■ **Aim of the exercise**
Repeat exactly the lines from the line containing "Read out every word on this page." to the last line of the listing, including both.

■ **Available records**
<<<<

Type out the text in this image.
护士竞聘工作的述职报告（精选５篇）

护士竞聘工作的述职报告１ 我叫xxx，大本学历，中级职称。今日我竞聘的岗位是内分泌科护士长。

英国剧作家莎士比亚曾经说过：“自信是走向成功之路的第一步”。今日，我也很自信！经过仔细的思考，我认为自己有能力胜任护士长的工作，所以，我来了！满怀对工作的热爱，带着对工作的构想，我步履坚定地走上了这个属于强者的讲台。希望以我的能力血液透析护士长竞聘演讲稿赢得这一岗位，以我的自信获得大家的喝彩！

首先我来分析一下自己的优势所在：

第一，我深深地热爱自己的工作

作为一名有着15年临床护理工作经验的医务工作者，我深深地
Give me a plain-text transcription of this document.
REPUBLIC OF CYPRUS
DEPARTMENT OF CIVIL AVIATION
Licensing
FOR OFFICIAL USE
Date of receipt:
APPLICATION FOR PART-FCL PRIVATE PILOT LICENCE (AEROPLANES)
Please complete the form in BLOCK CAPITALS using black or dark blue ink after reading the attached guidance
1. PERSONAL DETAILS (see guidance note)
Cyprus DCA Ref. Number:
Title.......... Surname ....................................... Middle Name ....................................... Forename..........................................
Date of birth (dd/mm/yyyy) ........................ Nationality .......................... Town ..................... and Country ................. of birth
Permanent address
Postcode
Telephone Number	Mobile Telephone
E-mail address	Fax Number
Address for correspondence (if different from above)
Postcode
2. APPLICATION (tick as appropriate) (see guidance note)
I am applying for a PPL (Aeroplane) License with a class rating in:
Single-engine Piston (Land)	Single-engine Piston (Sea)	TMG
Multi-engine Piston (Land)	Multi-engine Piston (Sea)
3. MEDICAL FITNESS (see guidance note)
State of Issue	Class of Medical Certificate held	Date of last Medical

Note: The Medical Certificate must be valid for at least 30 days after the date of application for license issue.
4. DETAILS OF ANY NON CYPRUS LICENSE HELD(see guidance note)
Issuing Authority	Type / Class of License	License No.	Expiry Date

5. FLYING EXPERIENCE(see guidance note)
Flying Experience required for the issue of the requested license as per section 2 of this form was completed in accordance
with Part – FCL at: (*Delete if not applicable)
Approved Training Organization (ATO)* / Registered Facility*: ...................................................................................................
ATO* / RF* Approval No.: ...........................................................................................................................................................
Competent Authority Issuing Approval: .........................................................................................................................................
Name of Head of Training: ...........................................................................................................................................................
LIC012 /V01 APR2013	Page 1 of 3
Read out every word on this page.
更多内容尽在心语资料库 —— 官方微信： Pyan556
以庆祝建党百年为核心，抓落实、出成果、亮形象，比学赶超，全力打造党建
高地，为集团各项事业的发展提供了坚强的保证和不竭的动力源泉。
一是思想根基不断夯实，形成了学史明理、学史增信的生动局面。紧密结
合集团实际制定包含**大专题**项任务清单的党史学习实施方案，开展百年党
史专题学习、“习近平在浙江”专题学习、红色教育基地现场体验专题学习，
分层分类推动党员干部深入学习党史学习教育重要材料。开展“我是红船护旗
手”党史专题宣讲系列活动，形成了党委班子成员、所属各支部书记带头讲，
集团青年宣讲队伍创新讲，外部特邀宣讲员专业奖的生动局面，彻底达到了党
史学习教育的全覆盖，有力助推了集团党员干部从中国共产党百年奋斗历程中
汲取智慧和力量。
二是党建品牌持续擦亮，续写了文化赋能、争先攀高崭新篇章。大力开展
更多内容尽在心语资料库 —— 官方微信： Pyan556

>>>>

■ **Answer below**
Read out every word on this page.
更多内容尽在心语资料库 —— 官方微信： Pyan556
以庆祝建党百年为核心，抓落实、出成果、亮形象，比学赶超，全力打造党建
高地，为集团各项事业的发展提供了坚强的保证和不竭的动力源泉。
一是思想根基不断夯实，形成了学史明理、学史增信的生动局面。紧密结
合集团实际制定包含**大专题**项任务清单的党史学习实施方案，开展百年党
史专题学习、“习近平在浙江”专题学习、红色教育基地现场体验专题学习，
分层分类推动党员干部深入学习党史学习教育重要材料。开展“我是红船护旗
手”党史专题宣讲系列活动，形成了党委班子成员、所属各支部书记带头讲，
集团青年宣讲队伍创新讲，外部特邀宣讲员专业奖的生动局面，彻底达到了党
史学习教育的全覆盖，有力助推了集团党员干部从中国共产党百年奋斗历程中
汲取智慧和力量。
二是党建品牌持续擦亮，续写了文化赋能、争先攀高崭新篇章。大力开展
更多内容尽在心语资料库 —— 官方微信： Pyan556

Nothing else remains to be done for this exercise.